_Challenge:_ Write out exactly the lines running from the one that contains "Serialize everything readable" through the end of the material.

(Some records)
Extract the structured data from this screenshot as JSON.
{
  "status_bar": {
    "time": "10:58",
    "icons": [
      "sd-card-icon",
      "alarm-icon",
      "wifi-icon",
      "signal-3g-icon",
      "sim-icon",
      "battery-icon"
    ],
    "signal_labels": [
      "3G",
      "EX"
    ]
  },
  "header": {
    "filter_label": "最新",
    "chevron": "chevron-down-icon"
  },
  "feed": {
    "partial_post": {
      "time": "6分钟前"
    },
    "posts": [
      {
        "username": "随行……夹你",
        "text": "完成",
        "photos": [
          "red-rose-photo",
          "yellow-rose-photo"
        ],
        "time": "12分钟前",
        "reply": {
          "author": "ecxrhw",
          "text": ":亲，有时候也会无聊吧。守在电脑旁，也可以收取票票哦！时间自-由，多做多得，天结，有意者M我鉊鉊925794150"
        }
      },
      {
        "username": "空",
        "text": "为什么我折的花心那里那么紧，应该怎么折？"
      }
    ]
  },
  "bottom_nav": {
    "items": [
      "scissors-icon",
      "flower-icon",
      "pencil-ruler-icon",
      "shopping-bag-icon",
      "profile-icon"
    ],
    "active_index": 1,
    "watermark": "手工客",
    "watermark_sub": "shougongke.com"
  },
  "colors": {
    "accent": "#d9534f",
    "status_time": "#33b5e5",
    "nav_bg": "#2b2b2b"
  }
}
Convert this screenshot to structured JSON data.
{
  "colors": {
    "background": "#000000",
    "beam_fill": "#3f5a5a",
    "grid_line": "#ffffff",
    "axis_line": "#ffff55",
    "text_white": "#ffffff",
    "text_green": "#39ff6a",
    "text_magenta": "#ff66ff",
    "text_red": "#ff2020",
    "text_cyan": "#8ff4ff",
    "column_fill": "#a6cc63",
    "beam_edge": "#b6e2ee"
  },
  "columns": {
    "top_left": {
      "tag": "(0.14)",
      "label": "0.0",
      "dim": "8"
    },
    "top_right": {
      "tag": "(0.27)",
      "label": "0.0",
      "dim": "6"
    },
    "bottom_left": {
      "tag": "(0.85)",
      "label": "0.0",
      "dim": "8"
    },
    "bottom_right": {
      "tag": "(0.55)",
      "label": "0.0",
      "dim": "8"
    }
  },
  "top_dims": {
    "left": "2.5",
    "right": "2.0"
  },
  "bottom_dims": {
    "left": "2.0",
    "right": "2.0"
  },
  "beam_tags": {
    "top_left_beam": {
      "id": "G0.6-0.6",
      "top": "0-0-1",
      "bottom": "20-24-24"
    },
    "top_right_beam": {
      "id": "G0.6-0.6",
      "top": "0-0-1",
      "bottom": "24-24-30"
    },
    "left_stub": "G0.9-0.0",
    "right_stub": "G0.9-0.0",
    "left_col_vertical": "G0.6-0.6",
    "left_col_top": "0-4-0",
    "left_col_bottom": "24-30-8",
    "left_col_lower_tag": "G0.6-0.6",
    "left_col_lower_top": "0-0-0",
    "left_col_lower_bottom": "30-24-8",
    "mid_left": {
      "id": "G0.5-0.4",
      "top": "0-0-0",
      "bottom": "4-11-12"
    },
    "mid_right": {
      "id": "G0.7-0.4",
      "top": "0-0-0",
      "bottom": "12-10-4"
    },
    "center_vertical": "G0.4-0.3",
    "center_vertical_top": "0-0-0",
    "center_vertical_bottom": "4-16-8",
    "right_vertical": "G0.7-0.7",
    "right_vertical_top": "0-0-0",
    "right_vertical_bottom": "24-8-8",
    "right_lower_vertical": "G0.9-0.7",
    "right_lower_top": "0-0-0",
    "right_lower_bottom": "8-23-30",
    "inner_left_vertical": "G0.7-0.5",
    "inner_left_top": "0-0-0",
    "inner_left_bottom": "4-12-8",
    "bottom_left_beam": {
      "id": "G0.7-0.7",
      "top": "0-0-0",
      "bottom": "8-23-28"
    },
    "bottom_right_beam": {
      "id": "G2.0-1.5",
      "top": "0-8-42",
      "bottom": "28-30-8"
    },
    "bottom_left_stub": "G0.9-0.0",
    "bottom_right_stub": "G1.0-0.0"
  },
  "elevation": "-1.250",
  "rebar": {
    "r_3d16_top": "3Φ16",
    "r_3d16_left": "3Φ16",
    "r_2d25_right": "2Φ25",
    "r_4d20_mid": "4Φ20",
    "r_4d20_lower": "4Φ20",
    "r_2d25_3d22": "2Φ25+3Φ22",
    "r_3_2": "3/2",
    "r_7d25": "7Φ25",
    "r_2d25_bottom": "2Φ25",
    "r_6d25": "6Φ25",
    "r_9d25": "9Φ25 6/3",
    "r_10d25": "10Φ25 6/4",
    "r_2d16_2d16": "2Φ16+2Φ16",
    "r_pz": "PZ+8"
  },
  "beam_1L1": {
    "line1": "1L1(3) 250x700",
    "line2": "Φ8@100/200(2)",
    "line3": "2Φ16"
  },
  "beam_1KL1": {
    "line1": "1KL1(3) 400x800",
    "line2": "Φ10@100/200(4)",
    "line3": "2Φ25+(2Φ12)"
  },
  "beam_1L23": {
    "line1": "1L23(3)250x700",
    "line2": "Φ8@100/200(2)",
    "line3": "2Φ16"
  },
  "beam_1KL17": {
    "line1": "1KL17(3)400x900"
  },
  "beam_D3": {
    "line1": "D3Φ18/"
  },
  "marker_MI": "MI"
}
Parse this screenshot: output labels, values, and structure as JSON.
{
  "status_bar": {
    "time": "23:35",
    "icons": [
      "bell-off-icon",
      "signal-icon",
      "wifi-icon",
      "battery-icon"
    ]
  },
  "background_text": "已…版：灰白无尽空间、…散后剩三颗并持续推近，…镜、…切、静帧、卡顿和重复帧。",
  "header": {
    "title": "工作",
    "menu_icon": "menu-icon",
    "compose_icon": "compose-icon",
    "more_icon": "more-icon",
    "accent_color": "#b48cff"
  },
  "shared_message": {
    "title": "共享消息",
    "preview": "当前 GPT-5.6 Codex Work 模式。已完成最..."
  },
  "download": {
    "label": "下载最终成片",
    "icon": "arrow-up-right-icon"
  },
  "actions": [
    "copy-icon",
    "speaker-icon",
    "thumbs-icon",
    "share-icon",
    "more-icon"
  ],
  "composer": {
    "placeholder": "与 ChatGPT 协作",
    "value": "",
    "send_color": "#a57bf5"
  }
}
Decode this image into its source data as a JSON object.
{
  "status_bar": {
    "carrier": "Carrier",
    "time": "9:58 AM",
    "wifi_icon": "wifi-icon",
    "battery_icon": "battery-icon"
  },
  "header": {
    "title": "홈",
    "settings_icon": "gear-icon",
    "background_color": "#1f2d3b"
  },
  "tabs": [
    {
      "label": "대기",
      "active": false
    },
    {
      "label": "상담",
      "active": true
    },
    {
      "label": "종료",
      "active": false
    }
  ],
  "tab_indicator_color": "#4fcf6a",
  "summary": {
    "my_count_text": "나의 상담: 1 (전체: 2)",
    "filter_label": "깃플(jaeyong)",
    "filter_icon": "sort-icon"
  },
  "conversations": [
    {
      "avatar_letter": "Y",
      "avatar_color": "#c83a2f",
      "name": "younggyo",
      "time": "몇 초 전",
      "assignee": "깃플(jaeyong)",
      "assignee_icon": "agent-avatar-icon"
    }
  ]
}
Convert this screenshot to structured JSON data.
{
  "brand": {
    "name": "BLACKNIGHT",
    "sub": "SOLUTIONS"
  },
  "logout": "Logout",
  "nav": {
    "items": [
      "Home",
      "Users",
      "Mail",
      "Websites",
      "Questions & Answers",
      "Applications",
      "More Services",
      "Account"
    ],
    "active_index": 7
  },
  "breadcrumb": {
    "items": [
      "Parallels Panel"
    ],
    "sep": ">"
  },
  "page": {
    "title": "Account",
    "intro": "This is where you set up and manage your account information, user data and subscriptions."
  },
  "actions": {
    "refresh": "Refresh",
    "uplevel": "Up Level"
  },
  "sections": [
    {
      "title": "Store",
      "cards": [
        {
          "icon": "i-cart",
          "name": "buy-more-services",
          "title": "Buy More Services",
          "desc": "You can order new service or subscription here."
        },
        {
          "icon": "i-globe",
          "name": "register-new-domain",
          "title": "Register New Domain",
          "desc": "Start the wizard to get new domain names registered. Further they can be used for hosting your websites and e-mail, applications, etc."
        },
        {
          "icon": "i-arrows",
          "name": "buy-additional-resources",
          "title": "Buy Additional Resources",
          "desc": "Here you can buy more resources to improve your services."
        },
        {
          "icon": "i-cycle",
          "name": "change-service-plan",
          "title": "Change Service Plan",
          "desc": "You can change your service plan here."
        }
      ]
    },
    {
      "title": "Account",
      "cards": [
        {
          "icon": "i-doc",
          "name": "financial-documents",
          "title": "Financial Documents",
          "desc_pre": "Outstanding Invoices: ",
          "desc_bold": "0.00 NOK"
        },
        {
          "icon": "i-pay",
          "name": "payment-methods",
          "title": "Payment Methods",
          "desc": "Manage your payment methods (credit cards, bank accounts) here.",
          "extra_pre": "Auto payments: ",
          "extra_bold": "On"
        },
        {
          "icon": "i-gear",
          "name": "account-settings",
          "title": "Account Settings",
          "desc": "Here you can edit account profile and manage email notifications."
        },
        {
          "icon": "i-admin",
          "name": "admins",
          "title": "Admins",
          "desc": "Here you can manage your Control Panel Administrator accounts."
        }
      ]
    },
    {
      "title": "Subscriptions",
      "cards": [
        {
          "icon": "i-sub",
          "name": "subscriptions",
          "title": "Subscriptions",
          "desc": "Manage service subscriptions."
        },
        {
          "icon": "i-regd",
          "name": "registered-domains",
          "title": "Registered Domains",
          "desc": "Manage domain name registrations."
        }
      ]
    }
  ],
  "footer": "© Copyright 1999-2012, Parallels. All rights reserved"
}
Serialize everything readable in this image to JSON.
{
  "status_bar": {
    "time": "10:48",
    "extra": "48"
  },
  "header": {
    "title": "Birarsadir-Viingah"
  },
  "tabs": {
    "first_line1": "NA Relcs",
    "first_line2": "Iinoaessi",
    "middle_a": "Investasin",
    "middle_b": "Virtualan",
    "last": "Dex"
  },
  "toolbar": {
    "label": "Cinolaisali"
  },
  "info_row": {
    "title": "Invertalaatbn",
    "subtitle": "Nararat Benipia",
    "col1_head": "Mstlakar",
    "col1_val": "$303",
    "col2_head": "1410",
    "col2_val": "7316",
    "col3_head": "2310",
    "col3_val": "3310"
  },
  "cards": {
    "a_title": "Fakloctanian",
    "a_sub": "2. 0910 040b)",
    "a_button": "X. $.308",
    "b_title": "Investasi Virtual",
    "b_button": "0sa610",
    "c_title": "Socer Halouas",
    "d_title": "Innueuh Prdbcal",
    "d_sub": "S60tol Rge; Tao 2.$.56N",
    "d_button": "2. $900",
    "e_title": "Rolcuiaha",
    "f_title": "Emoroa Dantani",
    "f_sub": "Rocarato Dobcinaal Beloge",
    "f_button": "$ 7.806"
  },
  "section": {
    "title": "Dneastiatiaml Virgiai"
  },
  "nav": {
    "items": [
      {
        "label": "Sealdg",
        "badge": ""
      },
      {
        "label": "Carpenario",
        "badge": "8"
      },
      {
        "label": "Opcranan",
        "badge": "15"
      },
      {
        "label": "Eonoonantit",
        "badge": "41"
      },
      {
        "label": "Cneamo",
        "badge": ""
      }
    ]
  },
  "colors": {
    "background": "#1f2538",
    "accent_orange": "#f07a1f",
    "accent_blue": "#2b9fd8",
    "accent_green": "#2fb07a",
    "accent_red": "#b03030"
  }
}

_Worked answer:_
Serialize everything readable in this image to JSON.
{
  "status_bar": {
    "time": "10:48",
    "extra": "48"
  },
  "header": {
    "title": "Birarsadir-Viingah"
  },
  "tabs": {
    "first_line1": "NA Relcs",
    "first_line2": "Iinoaessi",
    "middle_a": "Investasin",
    "middle_b": "Virtualan",
    "last": "Dex"
  },
  "toolbar": {
    "label": "Cinolaisali"
  },
  "info_row": {
    "title": "Invertalaatbn",
    "subtitle": "Nararat Benipia",
    "col1_head": "Mstlakar",
    "col1_val": "$303",
    "col2_head": "1410",
    "col2_val": "7316",
    "col3_head": "2310",
    "col3_val": "3310"
  },
  "cards": {
    "a_title": "Fakloctanian",
    "a_sub": "2. 0910 040b)",
    "a_button": "X. $.308",
    "b_title": "Investasi Virtual",
    "b_button": "0sa610",
    "c_title": "Socer Halouas",
    "d_title": "Innueuh Prdbcal",
    "d_sub": "S60tol Rge; Tao 2.$.56N",
    "d_button": "2. $900",
    "e_title": "Rolcuiaha",
    "f_title": "Emoroa Dantani",
    "f_sub": "Rocarato Dobcinaal Beloge",
    "f_button": "$ 7.806"
  },
  "section": {
    "title": "Dneastiatiaml Virgiai"
  },
  "nav": {
    "items": [
      {
        "label": "Sealdg",
        "badge": ""
      },
      {
        "label": "Carpenario",
        "badge": "8"
      },
      {
        "label": "Opcranan",
        "badge": "15"
      },
      {
        "label": "Eonoonantit",
        "badge": "41"
      },
      {
        "label": "Cneamo",
        "badge": ""
      }
    ]
  },
  "colors": {
    "background": "#1f2538",
    "accent_orange": "#f07a1f",
    "accent_blue": "#2b9fd8",
    "accent_green": "#2fb07a",
    "accent_red": "#b03030"
  }
}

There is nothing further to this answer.